Material:

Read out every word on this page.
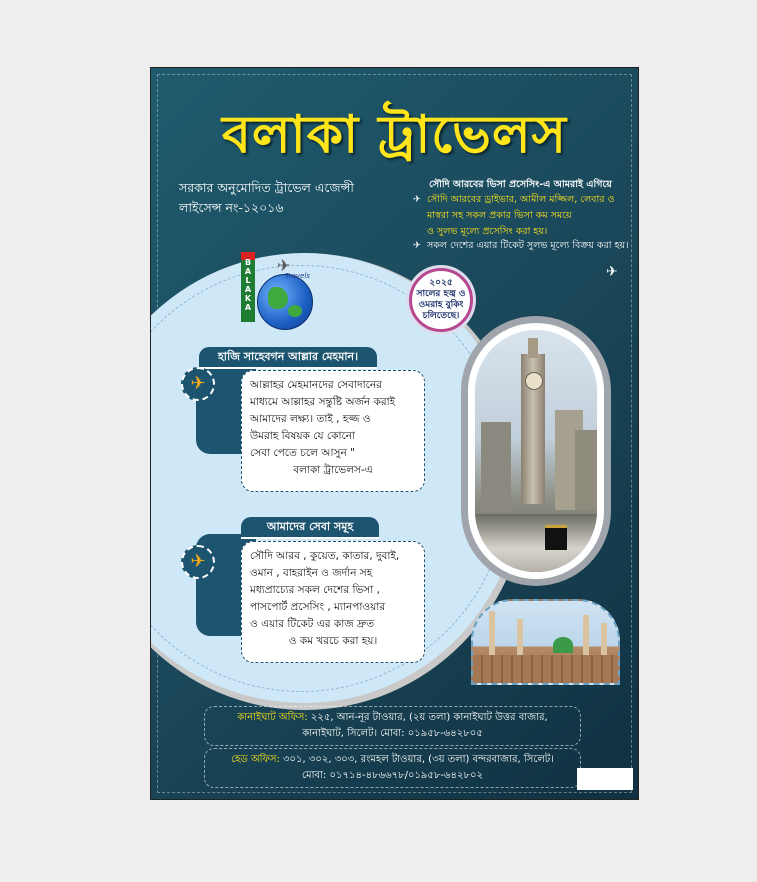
বলাকা ট্রাভেলস
সরকার অনুমোদিত ট্রাভেল এজেন্সী
লাইসেন্স নং-১২০১৬
সৌদি আরবের ভিসা প্রসেসিং-এ আমরাই এগিয়ে
✈ সৌদি আরবের ড্রাইভার, আমীল মজ্জিল, লেবার ও
মাস্বরা সহ সকল প্রকার ভিসা কম সময়ে
ও সুলভ মূল্যে প্রসেসিং করা হয়।
✈ সকল দেশের এয়ার টিকেট সুলভ মূল্যে বিক্রয় করা হয়।
✈
B
A
L
A
K
A
✈
Travels
২০২৫
সালের হজ্ব ও
ওমরাহ বুকিং
চলিতেছে।
হাজি সাহেবগন আল্লার মেহমান।
✈	আল্লাহর মেহমানদের সেবাদানের
মাধ্যমে আল্লাহর সন্তুষ্টি অর্জন করাই
আমাদের লক্ষ্য। তাই , হজ্জ ও
উমরাহ বিষয়ক যে কোনো
সেবা পেতে চলে আসুন "
বলাকা ট্রাভেলস-এ
আমাদের সেবা সমূহ
✈	সৌদি আরব , কুয়েত, কাতার, দুবাই,
ওমান , বাহরাইন ও জর্দান সহ
মধ্যপ্রাচ্যের সকল দেশের ভিসা ,
পাসপোর্ট প্রসেসিং , ম্যানপাওয়ার
ও এয়ার টিকেট এর কাজ দ্রুত
ও কম খরচে করা হয়।
কানাইঘাট অফিস: ২২৫, আন-নূর টাওয়ার, (২য় তলা) কানাইঘাট উত্তর বাজার,
কানাইঘাট, সিলেট। মোবা: ০১৯৫৮-৬৪২৮০৫
হেড অফিস: ৩০১, ৩০২, ৩০৩, রংমহল টাওয়ার, (৩য় তলা) বন্দরবাজার, সিলেট।
মোবা: ০১৭১৪-৪৮৬৬৭৮/০১৯৫৮-৬৪২৮০২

Task description: Make an exact copy of every entry above, minus the images.

Answer in full:
Read out every word on this page.
বলাকা ট্রাভেলস
সরকার অনুমোদিত ট্রাভেল এজেন্সী
লাইসেন্স নং-১২০১৬
সৌদি আরবের ভিসা প্রসেসিং-এ আমরাই এগিয়ে
✈ সৌদি আরবের ড্রাইভার, আমীল মজ্জিল, লেবার ও
মাস্বরা সহ সকল প্রকার ভিসা কম সময়ে
ও সুলভ মূল্যে প্রসেসিং করা হয়।
✈ সকল দেশের এয়ার টিকেট সুলভ মূল্যে বিক্রয় করা হয়।
✈
B
A
L
A
K
A
✈
Travels
২০২৫
সালের হজ্ব ও
ওমরাহ বুকিং
চলিতেছে।
হাজি সাহেবগন আল্লার মেহমান।
✈	আল্লাহর মেহমানদের সেবাদানের
মাধ্যমে আল্লাহর সন্তুষ্টি অর্জন করাই
আমাদের লক্ষ্য। তাই , হজ্জ ও
উমরাহ বিষয়ক যে কোনো
সেবা পেতে চলে আসুন "
বলাকা ট্রাভেলস-এ
আমাদের সেবা সমূহ
✈	সৌদি আরব , কুয়েত, কাতার, দুবাই,
ওমান , বাহরাইন ও জর্দান সহ
মধ্যপ্রাচ্যের সকল দেশের ভিসা ,
পাসপোর্ট প্রসেসিং , ম্যানপাওয়ার
ও এয়ার টিকেট এর কাজ দ্রুত
ও কম খরচে করা হয়।
কানাইঘাট অফিস: ২২৫, আন-নূর টাওয়ার, (২য় তলা) কানাইঘাট উত্তর বাজার,
কানাইঘাট, সিলেট। মোবা: ০১৯৫৮-৬৪২৮০৫
হেড অফিস: ৩০১, ৩০২, ৩০৩, রংমহল টাওয়ার, (৩য় তলা) বন্দরবাজার, সিলেট।
মোবা: ০১৭১৪-৪৮৬৬৭৮/০১৯৫৮-৬৪২৮০২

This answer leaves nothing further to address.